Type out the material below exactly.

:: Exercise inputs

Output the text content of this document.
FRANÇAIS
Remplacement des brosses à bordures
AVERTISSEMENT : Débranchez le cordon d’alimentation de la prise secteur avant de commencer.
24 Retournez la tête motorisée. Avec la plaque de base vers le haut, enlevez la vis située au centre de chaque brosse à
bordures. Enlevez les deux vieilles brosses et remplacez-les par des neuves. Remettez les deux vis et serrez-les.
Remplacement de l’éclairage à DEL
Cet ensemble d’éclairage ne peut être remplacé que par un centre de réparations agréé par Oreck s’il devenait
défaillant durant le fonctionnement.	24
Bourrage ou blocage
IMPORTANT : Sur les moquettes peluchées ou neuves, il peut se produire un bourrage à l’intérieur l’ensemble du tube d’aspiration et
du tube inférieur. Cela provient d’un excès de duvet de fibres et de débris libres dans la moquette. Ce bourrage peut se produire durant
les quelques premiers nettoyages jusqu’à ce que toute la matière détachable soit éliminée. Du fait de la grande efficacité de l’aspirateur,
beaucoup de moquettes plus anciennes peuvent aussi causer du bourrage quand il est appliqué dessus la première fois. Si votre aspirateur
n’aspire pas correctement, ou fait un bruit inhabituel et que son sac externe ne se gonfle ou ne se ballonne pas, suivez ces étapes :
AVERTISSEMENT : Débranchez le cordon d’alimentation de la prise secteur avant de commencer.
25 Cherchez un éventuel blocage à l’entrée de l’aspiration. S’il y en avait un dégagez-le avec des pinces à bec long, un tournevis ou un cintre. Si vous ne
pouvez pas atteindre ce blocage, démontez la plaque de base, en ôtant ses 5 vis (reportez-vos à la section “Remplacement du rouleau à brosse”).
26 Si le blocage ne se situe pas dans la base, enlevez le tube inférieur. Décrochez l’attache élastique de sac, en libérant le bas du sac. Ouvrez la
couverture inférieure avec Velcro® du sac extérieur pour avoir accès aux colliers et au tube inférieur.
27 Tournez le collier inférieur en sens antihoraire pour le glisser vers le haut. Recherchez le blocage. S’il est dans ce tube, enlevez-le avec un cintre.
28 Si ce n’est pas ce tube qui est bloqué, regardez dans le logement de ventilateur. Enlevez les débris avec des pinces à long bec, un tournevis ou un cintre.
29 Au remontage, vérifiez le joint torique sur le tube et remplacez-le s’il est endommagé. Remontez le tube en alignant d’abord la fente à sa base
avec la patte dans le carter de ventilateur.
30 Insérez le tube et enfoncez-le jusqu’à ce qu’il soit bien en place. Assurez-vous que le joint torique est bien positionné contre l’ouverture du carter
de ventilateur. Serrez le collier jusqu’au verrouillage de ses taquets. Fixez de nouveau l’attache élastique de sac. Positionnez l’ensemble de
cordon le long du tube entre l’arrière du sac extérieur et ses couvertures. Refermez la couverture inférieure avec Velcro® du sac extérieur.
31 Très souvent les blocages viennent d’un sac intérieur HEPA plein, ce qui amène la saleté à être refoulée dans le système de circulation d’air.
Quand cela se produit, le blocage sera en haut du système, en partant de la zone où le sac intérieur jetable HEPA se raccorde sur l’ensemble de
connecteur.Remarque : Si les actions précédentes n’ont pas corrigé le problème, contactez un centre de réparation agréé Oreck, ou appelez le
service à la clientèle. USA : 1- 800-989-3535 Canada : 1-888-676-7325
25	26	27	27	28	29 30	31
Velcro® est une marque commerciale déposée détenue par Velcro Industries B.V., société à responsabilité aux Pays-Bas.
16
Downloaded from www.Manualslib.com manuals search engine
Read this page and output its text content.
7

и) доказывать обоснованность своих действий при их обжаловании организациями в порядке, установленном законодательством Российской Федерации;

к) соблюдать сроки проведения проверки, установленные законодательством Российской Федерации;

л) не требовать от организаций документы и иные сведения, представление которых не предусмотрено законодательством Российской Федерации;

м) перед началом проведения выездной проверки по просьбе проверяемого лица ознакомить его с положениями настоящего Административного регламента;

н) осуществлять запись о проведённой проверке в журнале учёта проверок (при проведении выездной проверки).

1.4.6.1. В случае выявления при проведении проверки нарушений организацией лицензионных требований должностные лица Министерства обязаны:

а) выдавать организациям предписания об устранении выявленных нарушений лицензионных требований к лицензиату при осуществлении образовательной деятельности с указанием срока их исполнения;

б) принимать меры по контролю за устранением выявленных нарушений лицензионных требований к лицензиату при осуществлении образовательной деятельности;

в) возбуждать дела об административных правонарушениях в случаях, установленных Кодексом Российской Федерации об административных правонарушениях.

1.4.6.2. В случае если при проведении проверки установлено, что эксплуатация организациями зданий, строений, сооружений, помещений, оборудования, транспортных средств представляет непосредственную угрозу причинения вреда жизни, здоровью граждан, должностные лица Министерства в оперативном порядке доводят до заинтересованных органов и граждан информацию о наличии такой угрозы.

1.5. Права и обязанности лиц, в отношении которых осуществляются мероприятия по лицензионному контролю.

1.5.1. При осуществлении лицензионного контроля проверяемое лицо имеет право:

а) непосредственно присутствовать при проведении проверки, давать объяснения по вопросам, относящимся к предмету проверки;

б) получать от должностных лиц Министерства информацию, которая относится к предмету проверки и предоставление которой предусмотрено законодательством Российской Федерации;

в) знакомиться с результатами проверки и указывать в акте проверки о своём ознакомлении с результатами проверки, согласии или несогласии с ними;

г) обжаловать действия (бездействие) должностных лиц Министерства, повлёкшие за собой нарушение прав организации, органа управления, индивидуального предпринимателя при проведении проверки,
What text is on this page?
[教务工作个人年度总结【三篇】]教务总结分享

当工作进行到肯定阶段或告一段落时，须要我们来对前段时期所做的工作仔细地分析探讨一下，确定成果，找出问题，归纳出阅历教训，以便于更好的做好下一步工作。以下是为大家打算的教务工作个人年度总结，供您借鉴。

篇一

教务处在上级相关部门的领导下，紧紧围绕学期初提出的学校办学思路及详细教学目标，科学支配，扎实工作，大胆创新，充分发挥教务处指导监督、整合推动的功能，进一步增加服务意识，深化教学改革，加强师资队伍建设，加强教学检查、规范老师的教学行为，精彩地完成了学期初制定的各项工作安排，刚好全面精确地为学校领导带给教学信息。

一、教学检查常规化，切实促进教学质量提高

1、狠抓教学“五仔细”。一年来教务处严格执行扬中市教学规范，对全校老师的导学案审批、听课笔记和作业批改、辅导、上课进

::::

Answer to the problem:
Output the text content of this document.
FRANÇAIS
Remplacement des brosses à bordures
AVERTISSEMENT : Débranchez le cordon d’alimentation de la prise secteur avant de commencer.
24 Retournez la tête motorisée. Avec la plaque de base vers le haut, enlevez la vis située au centre de chaque brosse à
bordures. Enlevez les deux vieilles brosses et remplacez-les par des neuves. Remettez les deux vis et serrez-les.
Remplacement de l’éclairage à DEL
Cet ensemble d’éclairage ne peut être remplacé que par un centre de réparations agréé par Oreck s’il devenait
défaillant durant le fonctionnement.	24
Bourrage ou blocage
IMPORTANT : Sur les moquettes peluchées ou neuves, il peut se produire un bourrage à l’intérieur l’ensemble du tube d’aspiration et
du tube inférieur. Cela provient d’un excès de duvet de fibres et de débris libres dans la moquette. Ce bourrage peut se produire durant
les quelques premiers nettoyages jusqu’à ce que toute la matière détachable soit éliminée. Du fait de la grande efficacité de l’aspirateur,
beaucoup de moquettes plus anciennes peuvent aussi causer du bourrage quand il est appliqué dessus la première fois. Si votre aspirateur
n’aspire pas correctement, ou fait un bruit inhabituel et que son sac externe ne se gonfle ou ne se ballonne pas, suivez ces étapes :
AVERTISSEMENT : Débranchez le cordon d’alimentation de la prise secteur avant de commencer.
25 Cherchez un éventuel blocage à l’entrée de l’aspiration. S’il y en avait un dégagez-le avec des pinces à bec long, un tournevis ou un cintre. Si vous ne
pouvez pas atteindre ce blocage, démontez la plaque de base, en ôtant ses 5 vis (reportez-vos à la section “Remplacement du rouleau à brosse”).
26 Si le blocage ne se situe pas dans la base, enlevez le tube inférieur. Décrochez l’attache élastique de sac, en libérant le bas du sac. Ouvrez la
couverture inférieure avec Velcro® du sac extérieur pour avoir accès aux colliers et au tube inférieur.
27 Tournez le collier inférieur en sens antihoraire pour le glisser vers le haut. Recherchez le blocage. S’il est dans ce tube, enlevez-le avec un cintre.
28 Si ce n’est pas ce tube qui est bloqué, regardez dans le logement de ventilateur. Enlevez les débris avec des pinces à long bec, un tournevis ou un cintre.
29 Au remontage, vérifiez le joint torique sur le tube et remplacez-le s’il est endommagé. Remontez le tube en alignant d’abord la fente à sa base
avec la patte dans le carter de ventilateur.
30 Insérez le tube et enfoncez-le jusqu’à ce qu’il soit bien en place. Assurez-vous que le joint torique est bien positionné contre l’ouverture du carter
de ventilateur. Serrez le collier jusqu’au verrouillage de ses taquets. Fixez de nouveau l’attache élastique de sac. Positionnez l’ensemble de
cordon le long du tube entre l’arrière du sac extérieur et ses couvertures. Refermez la couverture inférieure avec Velcro® du sac extérieur.
31 Très souvent les blocages viennent d’un sac intérieur HEPA plein, ce qui amène la saleté à être refoulée dans le système de circulation d’air.
Quand cela se produit, le blocage sera en haut du système, en partant de la zone où le sac intérieur jetable HEPA se raccorde sur l’ensemble de
connecteur.Remarque : Si les actions précédentes n’ont pas corrigé le problème, contactez un centre de réparation agréé Oreck, ou appelez le
service à la clientèle. USA : 1- 800-989-3535 Canada : 1-888-676-7325
25	26	27	27	28	29 30	31
Velcro® est une marque commerciale déposée détenue par Velcro Industries B.V., société à responsabilité aux Pays-Bas.
16
Downloaded from www.Manualslib.com manuals search engine
Read this page and output its text content.
7

и) доказывать обоснованность своих действий при их обжаловании организациями в порядке, установленном законодательством Российской Федерации;

к) соблюдать сроки проведения проверки, установленные законодательством Российской Федерации;

л) не требовать от организаций документы и иные сведения, представление которых не предусмотрено законодательством Российской Федерации;

м) перед началом проведения выездной проверки по просьбе проверяемого лица ознакомить его с положениями настоящего Административного регламента;

н) осуществлять запись о проведённой проверке в журнале учёта проверок (при проведении выездной проверки).

1.4.6.1. В случае выявления при проведении проверки нарушений организацией лицензионных требований должностные лица Министерства обязаны:

а) выдавать организациям предписания об устранении выявленных нарушений лицензионных требований к лицензиату при осуществлении образовательной деятельности с указанием срока их исполнения;

б) принимать меры по контролю за устранением выявленных нарушений лицензионных требований к лицензиату при осуществлении образовательной деятельности;

в) возбуждать дела об административных правонарушениях в случаях, установленных Кодексом Российской Федерации об административных правонарушениях.

1.4.6.2. В случае если при проведении проверки установлено, что эксплуатация организациями зданий, строений, сооружений, помещений, оборудования, транспортных средств представляет непосредственную угрозу причинения вреда жизни, здоровью граждан, должностные лица Министерства в оперативном порядке доводят до заинтересованных органов и граждан информацию о наличии такой угрозы.

1.5. Права и обязанности лиц, в отношении которых осуществляются мероприятия по лицензионному контролю.

1.5.1. При осуществлении лицензионного контроля проверяемое лицо имеет право:

а) непосредственно присутствовать при проведении проверки, давать объяснения по вопросам, относящимся к предмету проверки;

б) получать от должностных лиц Министерства информацию, которая относится к предмету проверки и предоставление которой предусмотрено законодательством Российской Федерации;

в) знакомиться с результатами проверки и указывать в акте проверки о своём ознакомлении с результатами проверки, согласии или несогласии с ними;

г) обжаловать действия (бездействие) должностных лиц Министерства, повлёкшие за собой нарушение прав организации, органа управления, индивидуального предпринимателя при проведении проверки,
What text is on this page?
[教务工作个人年度总结【三篇】]教务总结分享

当工作进行到肯定阶段或告一段落时，须要我们来对前段时期所做的工作仔细地分析探讨一下，确定成果，找出问题，归纳出阅历教训，以便于更好的做好下一步工作。以下是为大家打算的教务工作个人年度总结，供您借鉴。

篇一

教务处在上级相关部门的领导下，紧紧围绕学期初提出的学校办学思路及详细教学目标，科学支配，扎实工作，大胆创新，充分发挥教务处指导监督、整合推动的功能，进一步增加服务意识，深化教学改革，加强师资队伍建设，加强教学检查、规范老师的教学行为，精彩地完成了学期初制定的各项工作安排，刚好全面精确地为学校领导带给教学信息。

一、教学检查常规化，切实促进教学质量提高

1、狠抓教学“五仔细”。一年来教务处严格执行扬中市教学规范，对全校老师的导学案审批、听课笔记和作业批改、辅导、上课进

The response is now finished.